#### [Your objective]
Copy each line that has the string "presence" somewhere in it.

#### [Records supplied]
▼▼▼

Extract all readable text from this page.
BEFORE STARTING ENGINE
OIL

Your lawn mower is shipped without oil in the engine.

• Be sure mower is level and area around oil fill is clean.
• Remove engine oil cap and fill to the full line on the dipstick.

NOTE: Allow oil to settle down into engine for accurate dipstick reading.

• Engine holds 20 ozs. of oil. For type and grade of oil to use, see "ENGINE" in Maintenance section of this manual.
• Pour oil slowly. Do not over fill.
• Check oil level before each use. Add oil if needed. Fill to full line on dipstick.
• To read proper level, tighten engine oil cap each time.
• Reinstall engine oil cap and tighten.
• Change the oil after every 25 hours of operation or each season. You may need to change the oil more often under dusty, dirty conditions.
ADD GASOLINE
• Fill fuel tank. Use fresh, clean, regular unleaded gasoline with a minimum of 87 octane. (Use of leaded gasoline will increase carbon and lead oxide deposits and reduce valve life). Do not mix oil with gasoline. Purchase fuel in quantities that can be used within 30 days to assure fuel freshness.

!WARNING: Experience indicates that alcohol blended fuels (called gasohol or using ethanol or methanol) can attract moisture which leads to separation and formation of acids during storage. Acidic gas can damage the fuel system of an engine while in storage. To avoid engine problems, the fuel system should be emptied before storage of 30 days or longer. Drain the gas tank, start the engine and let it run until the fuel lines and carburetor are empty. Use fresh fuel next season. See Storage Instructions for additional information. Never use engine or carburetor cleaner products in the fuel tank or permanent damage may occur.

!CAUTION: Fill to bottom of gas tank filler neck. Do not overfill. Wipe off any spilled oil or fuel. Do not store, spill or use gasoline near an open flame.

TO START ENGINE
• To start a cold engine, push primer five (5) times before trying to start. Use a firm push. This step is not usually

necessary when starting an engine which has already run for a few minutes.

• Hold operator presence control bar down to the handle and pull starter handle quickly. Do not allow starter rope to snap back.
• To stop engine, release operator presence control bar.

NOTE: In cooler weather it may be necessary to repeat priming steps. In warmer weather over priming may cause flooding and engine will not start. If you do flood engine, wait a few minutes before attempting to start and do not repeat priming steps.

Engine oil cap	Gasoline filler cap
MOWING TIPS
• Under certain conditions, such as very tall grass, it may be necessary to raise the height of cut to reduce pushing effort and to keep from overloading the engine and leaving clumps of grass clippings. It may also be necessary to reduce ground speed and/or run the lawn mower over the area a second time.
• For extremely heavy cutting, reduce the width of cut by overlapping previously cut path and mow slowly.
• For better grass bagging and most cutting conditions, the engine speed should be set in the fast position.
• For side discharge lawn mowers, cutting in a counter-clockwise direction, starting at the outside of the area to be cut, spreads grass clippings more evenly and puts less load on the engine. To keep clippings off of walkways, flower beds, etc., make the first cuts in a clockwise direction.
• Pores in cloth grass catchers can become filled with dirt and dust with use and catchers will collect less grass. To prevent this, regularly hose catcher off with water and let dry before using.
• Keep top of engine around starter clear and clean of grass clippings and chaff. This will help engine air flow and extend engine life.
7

▲▲▲

#### [Answer]
• Hold operator presence control bar down to the handle and pull starter handle quickly. Do not allow starter rope to snap back.
• To stop engine, release operator presence control bar.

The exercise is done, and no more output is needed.